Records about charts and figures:
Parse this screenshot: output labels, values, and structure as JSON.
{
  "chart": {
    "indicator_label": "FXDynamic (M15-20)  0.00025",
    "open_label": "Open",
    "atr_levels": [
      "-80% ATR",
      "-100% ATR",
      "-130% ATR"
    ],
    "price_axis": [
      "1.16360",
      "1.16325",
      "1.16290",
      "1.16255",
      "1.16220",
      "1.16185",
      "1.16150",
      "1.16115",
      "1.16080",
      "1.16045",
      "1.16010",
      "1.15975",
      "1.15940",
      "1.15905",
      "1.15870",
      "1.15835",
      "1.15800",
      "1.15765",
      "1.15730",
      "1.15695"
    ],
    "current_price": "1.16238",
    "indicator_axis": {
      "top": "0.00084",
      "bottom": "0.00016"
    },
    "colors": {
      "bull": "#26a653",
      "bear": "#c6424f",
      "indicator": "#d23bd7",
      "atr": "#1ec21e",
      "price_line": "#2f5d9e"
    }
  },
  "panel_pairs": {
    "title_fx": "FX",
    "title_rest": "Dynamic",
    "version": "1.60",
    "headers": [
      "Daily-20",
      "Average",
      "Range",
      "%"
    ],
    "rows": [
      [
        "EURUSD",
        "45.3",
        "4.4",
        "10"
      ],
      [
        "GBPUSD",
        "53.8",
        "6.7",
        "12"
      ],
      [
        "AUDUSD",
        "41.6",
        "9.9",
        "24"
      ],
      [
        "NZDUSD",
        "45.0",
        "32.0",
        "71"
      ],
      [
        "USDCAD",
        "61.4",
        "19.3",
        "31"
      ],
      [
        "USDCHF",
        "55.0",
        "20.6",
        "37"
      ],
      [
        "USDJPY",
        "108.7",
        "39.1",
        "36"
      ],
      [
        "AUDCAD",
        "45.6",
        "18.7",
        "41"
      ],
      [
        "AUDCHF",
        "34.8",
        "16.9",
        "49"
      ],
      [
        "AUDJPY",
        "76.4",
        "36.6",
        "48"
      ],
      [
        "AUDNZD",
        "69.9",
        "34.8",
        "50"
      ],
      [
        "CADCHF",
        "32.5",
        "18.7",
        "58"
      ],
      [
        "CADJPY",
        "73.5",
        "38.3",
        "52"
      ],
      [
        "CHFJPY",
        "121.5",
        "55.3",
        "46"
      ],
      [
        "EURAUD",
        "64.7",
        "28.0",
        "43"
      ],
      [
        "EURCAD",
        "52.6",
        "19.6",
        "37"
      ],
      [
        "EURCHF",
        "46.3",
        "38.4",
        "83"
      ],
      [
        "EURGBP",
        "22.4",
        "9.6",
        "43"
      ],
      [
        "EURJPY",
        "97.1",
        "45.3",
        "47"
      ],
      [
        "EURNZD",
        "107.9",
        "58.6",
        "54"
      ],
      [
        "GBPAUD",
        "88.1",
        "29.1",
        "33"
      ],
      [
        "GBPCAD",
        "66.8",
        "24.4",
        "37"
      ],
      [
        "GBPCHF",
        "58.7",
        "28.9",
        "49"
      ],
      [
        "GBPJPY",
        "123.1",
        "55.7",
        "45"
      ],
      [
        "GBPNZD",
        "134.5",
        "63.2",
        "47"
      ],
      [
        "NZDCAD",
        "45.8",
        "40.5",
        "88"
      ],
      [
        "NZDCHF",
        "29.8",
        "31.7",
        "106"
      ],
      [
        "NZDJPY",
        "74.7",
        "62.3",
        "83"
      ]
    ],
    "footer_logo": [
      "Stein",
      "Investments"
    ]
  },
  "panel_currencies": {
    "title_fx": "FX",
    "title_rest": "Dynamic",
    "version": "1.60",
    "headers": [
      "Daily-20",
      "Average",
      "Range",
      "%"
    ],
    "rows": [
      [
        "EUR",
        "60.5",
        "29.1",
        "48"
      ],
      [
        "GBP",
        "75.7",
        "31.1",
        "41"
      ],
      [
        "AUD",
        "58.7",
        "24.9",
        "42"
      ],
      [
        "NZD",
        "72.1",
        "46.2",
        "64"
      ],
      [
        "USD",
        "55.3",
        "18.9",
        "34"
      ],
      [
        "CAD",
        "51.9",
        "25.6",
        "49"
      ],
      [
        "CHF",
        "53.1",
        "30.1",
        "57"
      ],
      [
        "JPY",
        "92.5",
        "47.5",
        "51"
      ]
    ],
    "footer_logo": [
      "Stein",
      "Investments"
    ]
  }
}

**STATED GOAL**
Reproduce every line above without error.

**REPLY TO THE EXERCISE**
Parse this screenshot: output labels, values, and structure as JSON.
{
  "chart": {
    "indicator_label": "FXDynamic (M15-20)  0.00025",
    "open_label": "Open",
    "atr_levels": [
      "-80% ATR",
      "-100% ATR",
      "-130% ATR"
    ],
    "price_axis": [
      "1.16360",
      "1.16325",
      "1.16290",
      "1.16255",
      "1.16220",
      "1.16185",
      "1.16150",
      "1.16115",
      "1.16080",
      "1.16045",
      "1.16010",
      "1.15975",
      "1.15940",
      "1.15905",
      "1.15870",
      "1.15835",
      "1.15800",
      "1.15765",
      "1.15730",
      "1.15695"
    ],
    "current_price": "1.16238",
    "indicator_axis": {
      "top": "0.00084",
      "bottom": "0.00016"
    },
    "colors": {
      "bull": "#26a653",
      "bear": "#c6424f",
      "indicator": "#d23bd7",
      "atr": "#1ec21e",
      "price_line": "#2f5d9e"
    }
  },
  "panel_pairs": {
    "title_fx": "FX",
    "title_rest": "Dynamic",
    "version": "1.60",
    "headers": [
      "Daily-20",
      "Average",
      "Range",
      "%"
    ],
    "rows": [
      [
        "EURUSD",
        "45.3",
        "4.4",
        "10"
      ],
      [
        "GBPUSD",
        "53.8",
        "6.7",
        "12"
      ],
      [
        "AUDUSD",
        "41.6",
        "9.9",
        "24"
      ],
      [
        "NZDUSD",
        "45.0",
        "32.0",
        "71"
      ],
      [
        "USDCAD",
        "61.4",
        "19.3",
        "31"
      ],
      [
        "USDCHF",
        "55.0",
        "20.6",
        "37"
      ],
      [
        "USDJPY",
        "108.7",
        "39.1",
        "36"
      ],
      [
        "AUDCAD",
        "45.6",
        "18.7",
        "41"
      ],
      [
        "AUDCHF",
        "34.8",
        "16.9",
        "49"
      ],
      [
        "AUDJPY",
        "76.4",
        "36.6",
        "48"
      ],
      [
        "AUDNZD",
        "69.9",
        "34.8",
        "50"
      ],
      [
        "CADCHF",
        "32.5",
        "18.7",
        "58"
      ],
      [
        "CADJPY",
        "73.5",
        "38.3",
        "52"
      ],
      [
        "CHFJPY",
        "121.5",
        "55.3",
        "46"
      ],
      [
        "EURAUD",
        "64.7",
        "28.0",
        "43"
      ],
      [
        "EURCAD",
        "52.6",
        "19.6",
        "37"
      ],
      [
        "EURCHF",
        "46.3",
        "38.4",
        "83"
      ],
      [
        "EURGBP",
        "22.4",
        "9.6",
        "43"
      ],
      [
        "EURJPY",
        "97.1",
        "45.3",
        "47"
      ],
      [
        "EURNZD",
        "107.9",
        "58.6",
        "54"
      ],
      [
        "GBPAUD",
        "88.1",
        "29.1",
        "33"
      ],
      [
        "GBPCAD",
        "66.8",
        "24.4",
        "37"
      ],
      [
        "GBPCHF",
        "58.7",
        "28.9",
        "49"
      ],
      [
        "GBPJPY",
        "123.1",
        "55.7",
        "45"
      ],
      [
        "GBPNZD",
        "134.5",
        "63.2",
        "47"
      ],
      [
        "NZDCAD",
        "45.8",
        "40.5",
        "88"
      ],
      [
        "NZDCHF",
        "29.8",
        "31.7",
        "106"
      ],
      [
        "NZDJPY",
        "74.7",
        "62.3",
        "83"
      ]
    ],
    "footer_logo": [
      "Stein",
      "Investments"
    ]
  },
  "panel_currencies": {
    "title_fx": "FX",
    "title_rest": "Dynamic",
    "version": "1.60",
    "headers": [
      "Daily-20",
      "Average",
      "Range",
      "%"
    ],
    "rows": [
      [
        "EUR",
        "60.5",
        "29.1",
        "48"
      ],
      [
        "GBP",
        "75.7",
        "31.1",
        "41"
      ],
      [
        "AUD",
        "58.7",
        "24.9",
        "42"
      ],
      [
        "NZD",
        "72.1",
        "46.2",
        "64"
      ],
      [
        "USD",
        "55.3",
        "18.9",
        "34"
      ],
      [
        "CAD",
        "51.9",
        "25.6",
        "49"
      ],
      [
        "CHF",
        "53.1",
        "30.1",
        "57"
      ],
      [
        "JPY",
        "92.5",
        "47.5",
        "51"
      ]
    ],
    "footer_logo": [
      "Stein",
      "Investments"
    ]
  }
}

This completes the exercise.